[Stored dataset items]

+++++

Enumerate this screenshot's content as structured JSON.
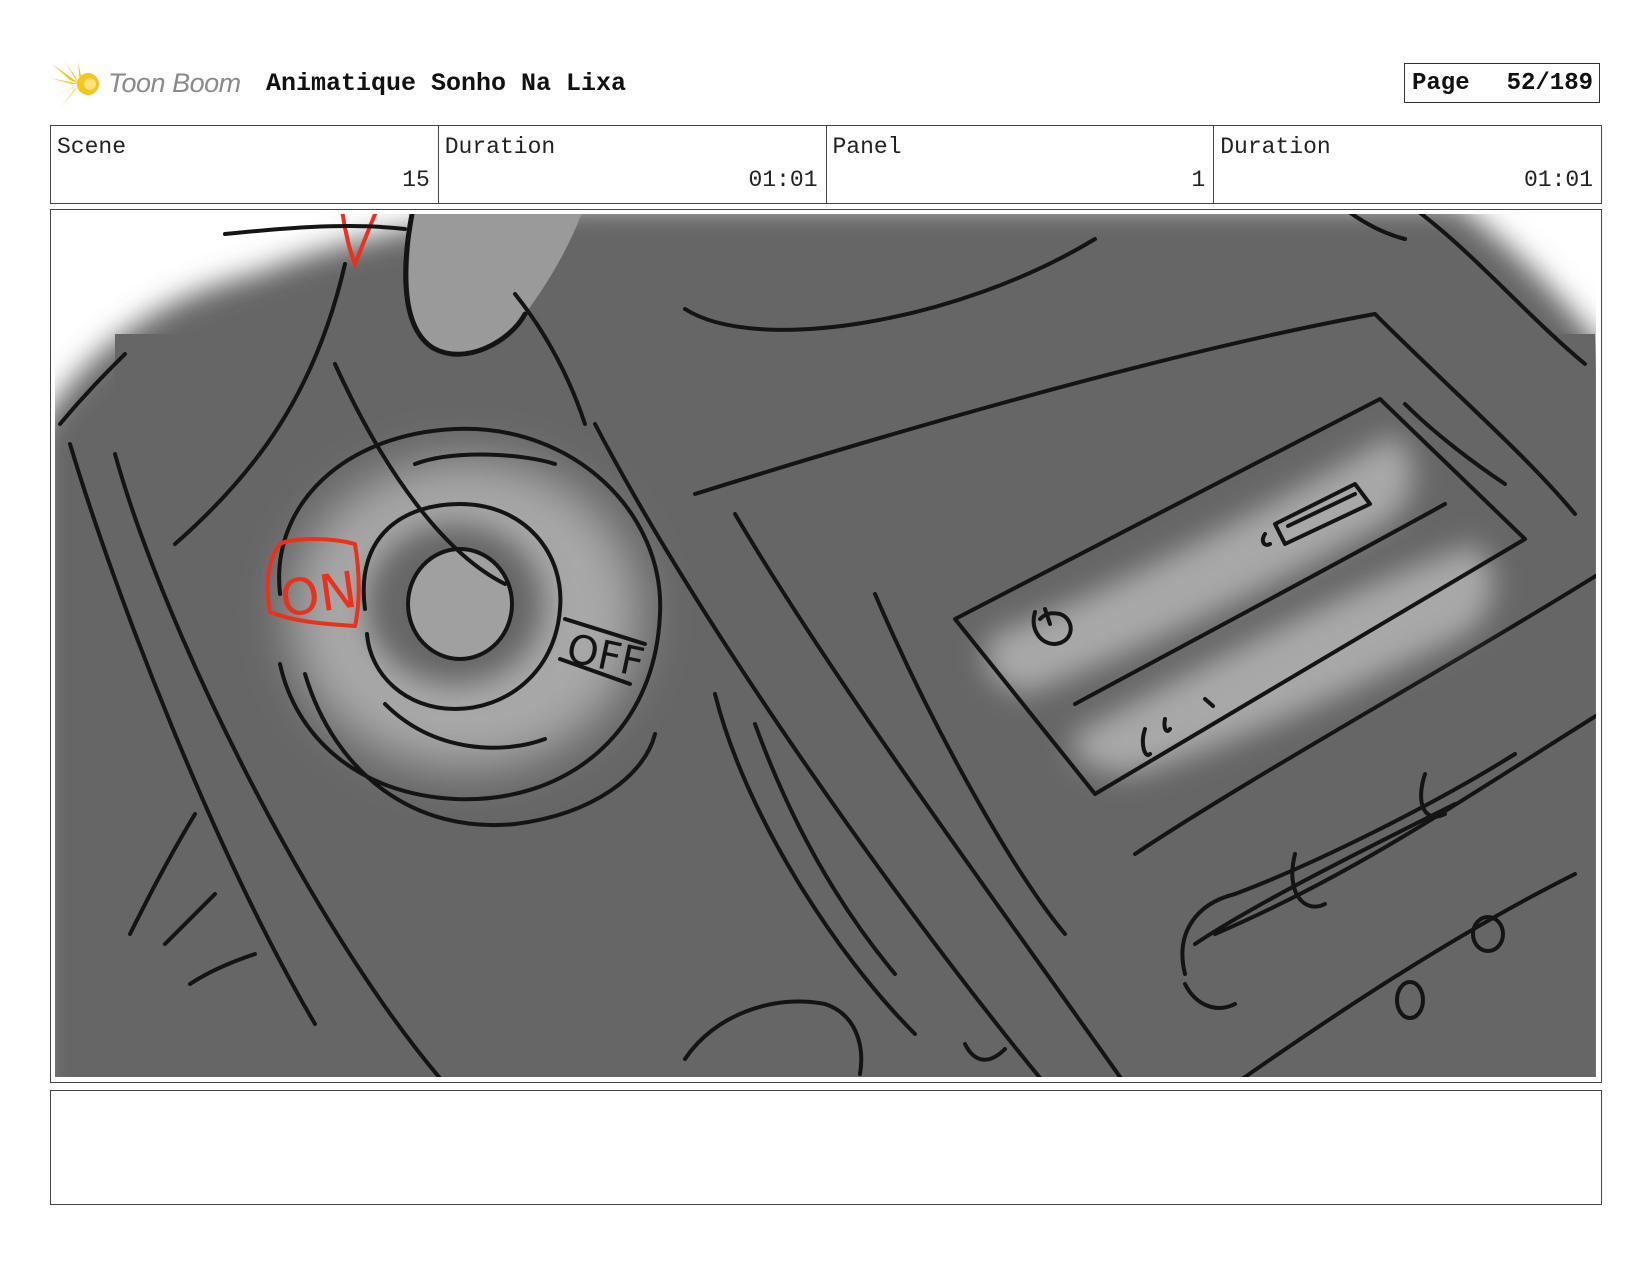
{
  "header": {
    "brand": "Toon Boom",
    "project_title": "Animatique Sonho Na Lixa",
    "page_label": "Page",
    "page_number": "52/189"
  },
  "info": {
    "scene_label": "Scene",
    "scene_value": "15",
    "scene_duration_label": "Duration",
    "scene_duration_value": "01:01",
    "panel_label": "Panel",
    "panel_value": "1",
    "panel_duration_label": "Duration",
    "panel_duration_value": "01:01"
  },
  "sketch": {
    "on_label": "ON",
    "off_label": "OFF",
    "colors": {
      "background_gray": "#666666",
      "highlight_gray": "#a8a8a8",
      "ink": "#141414",
      "accent_red": "#e8321e"
    }
  },
  "notes": {
    "text": ""
  }
}
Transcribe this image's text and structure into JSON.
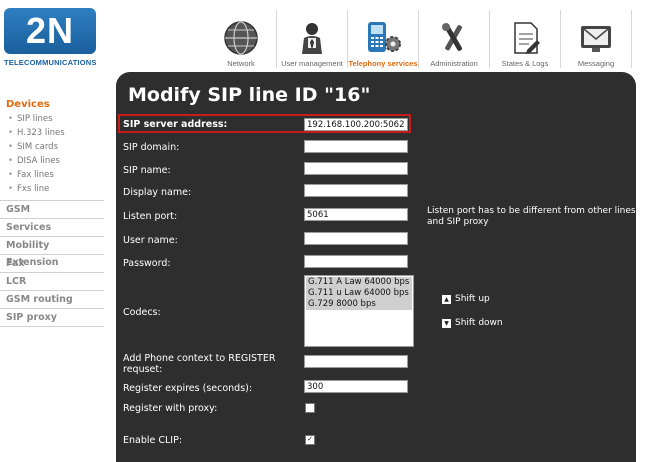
{
  "logo": {
    "text": "2N",
    "subtitle": "TELECOMMUNICATIONS"
  },
  "nav": [
    {
      "label": "Network",
      "icon": "network-globe-icon",
      "active": false
    },
    {
      "label": "User management",
      "icon": "user-management-icon",
      "active": false
    },
    {
      "label": "Telephony services",
      "icon": "telephony-services-icon",
      "active": true
    },
    {
      "label": "Administration",
      "icon": "administration-tools-icon",
      "active": false
    },
    {
      "label": "States & Logs",
      "icon": "states-logs-icon",
      "active": false
    },
    {
      "label": "Messaging",
      "icon": "messaging-icon",
      "active": false
    }
  ],
  "sidebar": {
    "heading": "Devices",
    "subitems": [
      "SIP lines",
      "H.323 lines",
      "SIM cards",
      "DISA lines",
      "Fax lines",
      "Fxs line"
    ],
    "items": [
      "GSM",
      "Services",
      "Mobility Extension",
      "Fax",
      "LCR",
      "GSM routing",
      "SIP proxy"
    ]
  },
  "form": {
    "title": "Modify SIP line ID \"16\"",
    "sip_server_label": "SIP server address:",
    "sip_server_value": "192.168.100.200:5062",
    "sip_domain_label": "SIP domain:",
    "sip_domain_value": "",
    "sip_name_label": "SIP name:",
    "sip_name_value": "",
    "display_name_label": "Display name:",
    "display_name_value": "",
    "listen_port_label": "Listen port:",
    "listen_port_value": "5061",
    "listen_port_hint": "Listen port has to be different from other lines and SIP proxy",
    "user_name_label": "User name:",
    "user_name_value": "",
    "password_label": "Password:",
    "password_value": "",
    "codecs_label": "Codecs:",
    "codecs": [
      "G.711 A Law 64000 bps",
      "G.711 u Law 64000 bps",
      "G.729 8000 bps"
    ],
    "shift_up": "Shift up",
    "shift_down": "Shift down",
    "phone_context_label": "Add Phone context to REGISTER requset:",
    "phone_context_value": "",
    "register_expires_label": "Register expires (seconds):",
    "register_expires_value": "300",
    "register_proxy_label": "Register with proxy:",
    "register_proxy_checked": false,
    "enable_clip_label": "Enable CLIP:",
    "enable_clip_checked": true
  },
  "colors": {
    "brand_blue": "#1a5f9e",
    "accent_orange": "#e06a10",
    "panel_bg": "#2e2e2e",
    "highlight_red": "#c81c1c"
  }
}
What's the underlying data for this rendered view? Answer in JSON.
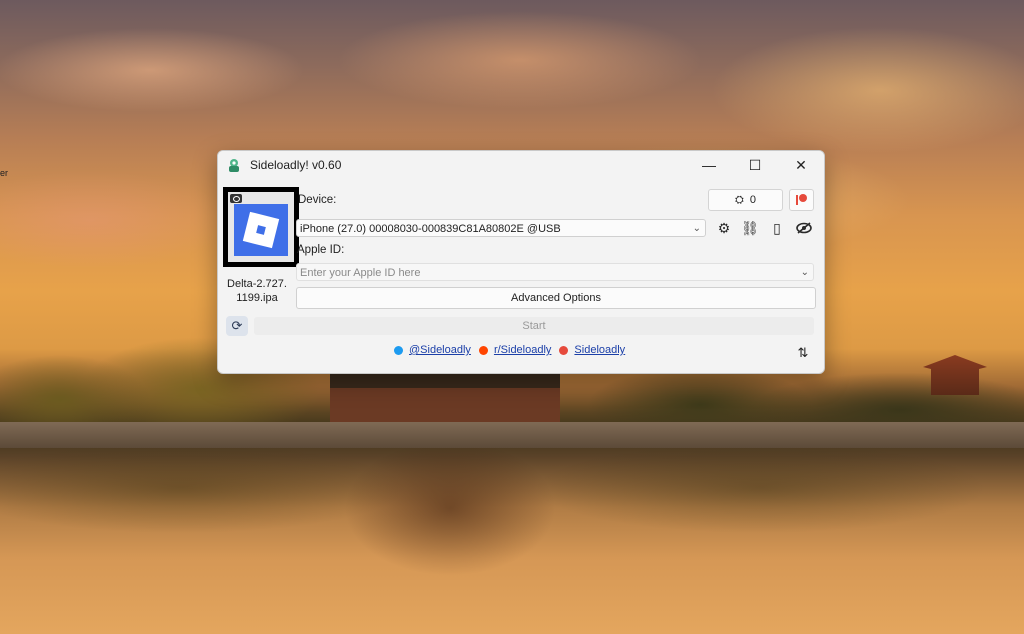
{
  "window": {
    "title": "Sideloadly! v0.60",
    "minimize_glyph": "—",
    "maximize_glyph": "☐",
    "close_glyph": "✕"
  },
  "ipa": {
    "file_name": "Delta-2.727. 1199.ipa",
    "tile_color": "#3f6fe8"
  },
  "device": {
    "label": "Device:",
    "selected": "iPhone (27.0) 00008030-000839C81A80802E @USB",
    "counter_value": "0"
  },
  "apple_id": {
    "label": "Apple ID:",
    "placeholder": "Enter your Apple ID here"
  },
  "buttons": {
    "advanced_options": "Advanced Options",
    "start": "Start"
  },
  "links": {
    "twitter": "@Sideloadly",
    "reddit": "r/Sideloadly",
    "patreon": "Sideloadly"
  },
  "icons": {
    "gear": "⚙",
    "link": "⛓",
    "phone": "▯",
    "eye": "◎",
    "refresh": "⟳",
    "sort": "⇅",
    "counter": "⛭"
  },
  "colors": {
    "accent": "#1b3fa8",
    "patreon": "#e64a3c",
    "twitter": "#1d9bf0",
    "reddit": "#ff4500"
  },
  "desktop_edge_text": "er"
}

+++++

Problem to solve: Where a line holds "this", copy that line.

Exercise output:
Enumerate this screenshot's content as structured JSON.
Transcribe this image's text and structure into JSON.
What's the underlying data for this rendered view? Answer in JSON.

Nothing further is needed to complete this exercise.